Give the count of lines containing the string "image", with no other output.

--- begin Dataset ---

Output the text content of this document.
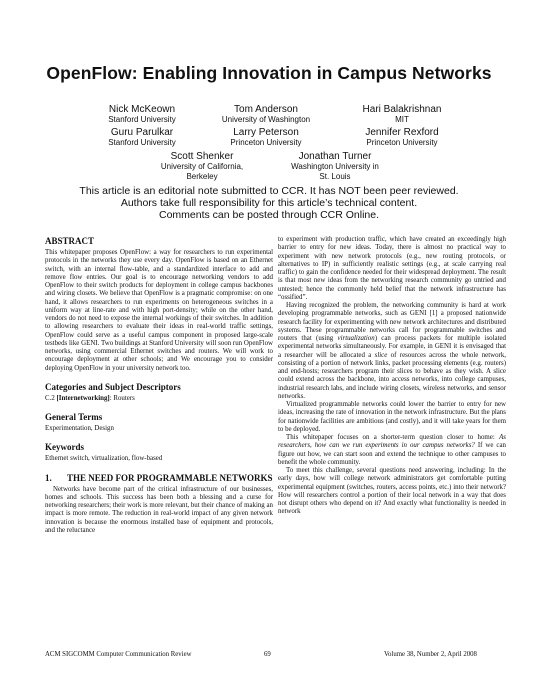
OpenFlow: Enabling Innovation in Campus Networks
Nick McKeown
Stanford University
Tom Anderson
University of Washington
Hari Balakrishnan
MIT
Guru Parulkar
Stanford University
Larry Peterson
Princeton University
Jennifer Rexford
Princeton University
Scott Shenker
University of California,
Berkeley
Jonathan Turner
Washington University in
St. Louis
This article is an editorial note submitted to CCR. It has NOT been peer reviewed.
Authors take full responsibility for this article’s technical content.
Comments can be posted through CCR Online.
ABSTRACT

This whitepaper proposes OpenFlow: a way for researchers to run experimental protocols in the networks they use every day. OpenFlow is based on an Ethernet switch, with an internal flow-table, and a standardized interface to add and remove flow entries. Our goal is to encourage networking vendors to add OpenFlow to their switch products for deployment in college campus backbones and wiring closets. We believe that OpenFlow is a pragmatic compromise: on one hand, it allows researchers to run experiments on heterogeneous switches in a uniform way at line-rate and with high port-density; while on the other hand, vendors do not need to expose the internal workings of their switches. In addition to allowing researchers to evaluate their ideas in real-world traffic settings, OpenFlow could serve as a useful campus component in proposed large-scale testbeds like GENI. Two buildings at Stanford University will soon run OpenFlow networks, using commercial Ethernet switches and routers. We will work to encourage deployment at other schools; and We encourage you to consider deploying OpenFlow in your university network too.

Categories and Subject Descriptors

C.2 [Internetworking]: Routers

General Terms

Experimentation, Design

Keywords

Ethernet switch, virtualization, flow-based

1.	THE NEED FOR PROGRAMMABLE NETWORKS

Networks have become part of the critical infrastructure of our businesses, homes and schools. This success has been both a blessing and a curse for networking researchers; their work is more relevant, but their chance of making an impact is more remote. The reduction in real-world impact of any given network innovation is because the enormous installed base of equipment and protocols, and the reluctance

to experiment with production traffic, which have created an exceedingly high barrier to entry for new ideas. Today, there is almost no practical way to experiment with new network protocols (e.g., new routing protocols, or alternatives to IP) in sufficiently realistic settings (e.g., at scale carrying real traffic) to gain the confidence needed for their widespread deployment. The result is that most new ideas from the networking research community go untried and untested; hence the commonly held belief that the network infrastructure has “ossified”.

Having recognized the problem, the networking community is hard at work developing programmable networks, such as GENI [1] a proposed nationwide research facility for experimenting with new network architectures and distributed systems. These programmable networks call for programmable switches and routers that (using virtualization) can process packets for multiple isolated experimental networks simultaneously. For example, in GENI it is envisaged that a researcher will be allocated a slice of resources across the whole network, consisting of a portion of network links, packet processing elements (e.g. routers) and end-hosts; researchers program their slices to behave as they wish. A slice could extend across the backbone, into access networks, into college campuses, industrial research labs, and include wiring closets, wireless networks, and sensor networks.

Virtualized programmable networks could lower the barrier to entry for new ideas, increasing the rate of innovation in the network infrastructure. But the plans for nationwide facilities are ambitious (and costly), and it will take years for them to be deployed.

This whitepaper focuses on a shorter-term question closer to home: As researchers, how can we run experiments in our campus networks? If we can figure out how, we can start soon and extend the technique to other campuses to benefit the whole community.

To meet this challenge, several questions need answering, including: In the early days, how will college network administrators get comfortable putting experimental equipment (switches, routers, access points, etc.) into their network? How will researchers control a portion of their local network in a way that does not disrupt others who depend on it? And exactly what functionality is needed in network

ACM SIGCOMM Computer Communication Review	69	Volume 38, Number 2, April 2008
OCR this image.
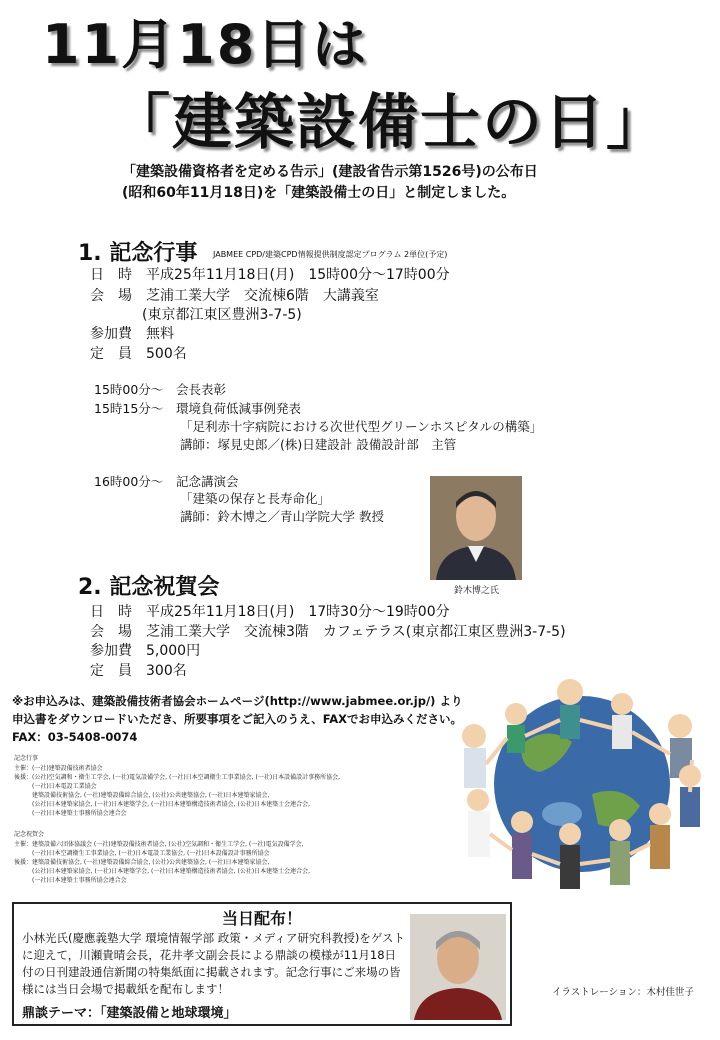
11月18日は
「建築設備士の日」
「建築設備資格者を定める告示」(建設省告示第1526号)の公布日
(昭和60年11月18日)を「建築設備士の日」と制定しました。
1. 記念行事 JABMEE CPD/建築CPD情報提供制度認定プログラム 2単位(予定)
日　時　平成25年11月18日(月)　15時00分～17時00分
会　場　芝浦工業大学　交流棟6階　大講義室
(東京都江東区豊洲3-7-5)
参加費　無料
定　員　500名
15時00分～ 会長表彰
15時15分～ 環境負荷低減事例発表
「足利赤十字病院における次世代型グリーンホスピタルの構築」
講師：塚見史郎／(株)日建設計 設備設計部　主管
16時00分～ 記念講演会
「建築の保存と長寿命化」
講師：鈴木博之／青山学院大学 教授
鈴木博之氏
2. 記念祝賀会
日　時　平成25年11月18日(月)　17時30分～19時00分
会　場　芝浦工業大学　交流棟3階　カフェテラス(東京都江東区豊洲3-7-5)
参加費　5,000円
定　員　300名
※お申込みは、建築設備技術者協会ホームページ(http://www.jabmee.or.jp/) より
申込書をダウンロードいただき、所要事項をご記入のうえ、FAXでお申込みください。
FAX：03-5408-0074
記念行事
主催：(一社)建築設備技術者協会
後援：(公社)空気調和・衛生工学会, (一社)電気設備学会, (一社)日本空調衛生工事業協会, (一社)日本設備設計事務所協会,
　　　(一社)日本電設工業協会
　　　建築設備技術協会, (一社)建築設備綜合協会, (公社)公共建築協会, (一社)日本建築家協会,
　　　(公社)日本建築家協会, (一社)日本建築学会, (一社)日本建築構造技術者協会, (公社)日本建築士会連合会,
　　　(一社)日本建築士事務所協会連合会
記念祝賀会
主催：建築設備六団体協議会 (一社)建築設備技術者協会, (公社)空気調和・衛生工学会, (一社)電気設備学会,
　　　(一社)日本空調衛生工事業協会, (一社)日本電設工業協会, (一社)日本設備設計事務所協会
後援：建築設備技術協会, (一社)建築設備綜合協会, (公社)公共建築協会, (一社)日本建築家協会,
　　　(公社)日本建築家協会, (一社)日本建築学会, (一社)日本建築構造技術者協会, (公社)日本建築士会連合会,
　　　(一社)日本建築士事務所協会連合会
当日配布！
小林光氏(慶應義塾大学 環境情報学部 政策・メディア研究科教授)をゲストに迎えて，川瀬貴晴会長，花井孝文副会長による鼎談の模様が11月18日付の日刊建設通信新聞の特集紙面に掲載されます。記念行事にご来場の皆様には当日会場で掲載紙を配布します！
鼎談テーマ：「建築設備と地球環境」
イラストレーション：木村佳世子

--- end Dataset ---
--- begin Dataset ---

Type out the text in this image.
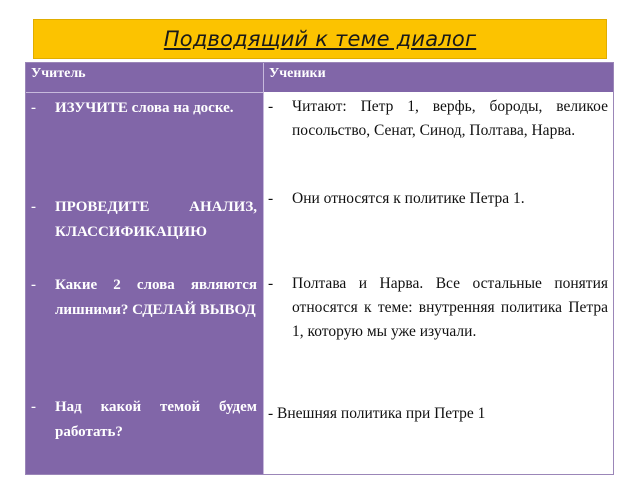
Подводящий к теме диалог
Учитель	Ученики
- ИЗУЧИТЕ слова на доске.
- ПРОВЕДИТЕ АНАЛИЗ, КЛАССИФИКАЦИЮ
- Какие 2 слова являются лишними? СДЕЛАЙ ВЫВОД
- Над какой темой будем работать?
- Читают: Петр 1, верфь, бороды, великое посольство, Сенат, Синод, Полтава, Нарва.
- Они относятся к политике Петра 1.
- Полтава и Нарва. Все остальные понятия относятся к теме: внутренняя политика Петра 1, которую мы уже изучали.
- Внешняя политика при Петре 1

--- end Dataset ---
--- begin Dataset ---

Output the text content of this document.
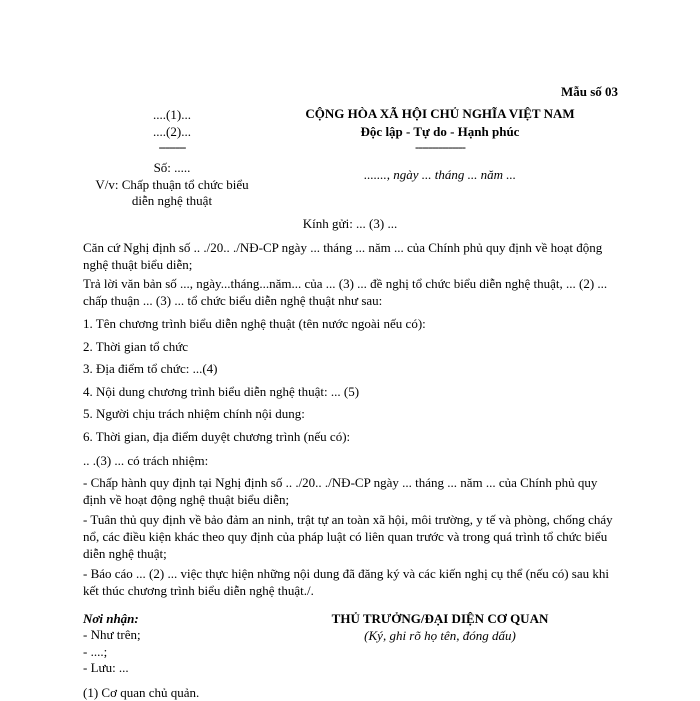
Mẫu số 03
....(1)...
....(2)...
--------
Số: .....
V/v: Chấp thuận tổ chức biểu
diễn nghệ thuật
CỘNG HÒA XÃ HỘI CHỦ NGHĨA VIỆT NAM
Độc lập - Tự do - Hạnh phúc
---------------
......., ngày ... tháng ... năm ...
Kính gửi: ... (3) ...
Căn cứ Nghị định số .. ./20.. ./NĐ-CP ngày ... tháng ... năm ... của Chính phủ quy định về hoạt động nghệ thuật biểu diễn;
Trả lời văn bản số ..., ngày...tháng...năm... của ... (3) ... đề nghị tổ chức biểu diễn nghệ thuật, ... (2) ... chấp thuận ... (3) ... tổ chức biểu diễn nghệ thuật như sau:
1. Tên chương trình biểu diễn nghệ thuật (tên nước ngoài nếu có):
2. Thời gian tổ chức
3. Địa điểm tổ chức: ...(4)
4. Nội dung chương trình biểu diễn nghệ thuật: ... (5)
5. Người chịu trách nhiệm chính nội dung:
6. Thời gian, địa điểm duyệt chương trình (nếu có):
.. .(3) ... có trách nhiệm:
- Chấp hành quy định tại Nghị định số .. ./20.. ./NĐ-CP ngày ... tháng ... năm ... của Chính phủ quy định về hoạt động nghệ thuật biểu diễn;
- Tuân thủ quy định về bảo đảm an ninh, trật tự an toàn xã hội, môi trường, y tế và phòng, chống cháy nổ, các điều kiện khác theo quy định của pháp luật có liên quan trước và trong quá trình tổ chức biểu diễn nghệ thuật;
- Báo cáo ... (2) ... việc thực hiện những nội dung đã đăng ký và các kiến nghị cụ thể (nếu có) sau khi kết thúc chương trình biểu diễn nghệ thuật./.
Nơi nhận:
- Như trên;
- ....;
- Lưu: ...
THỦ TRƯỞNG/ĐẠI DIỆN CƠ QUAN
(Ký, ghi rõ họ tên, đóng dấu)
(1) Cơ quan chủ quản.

--- end Dataset ---

> Task result
2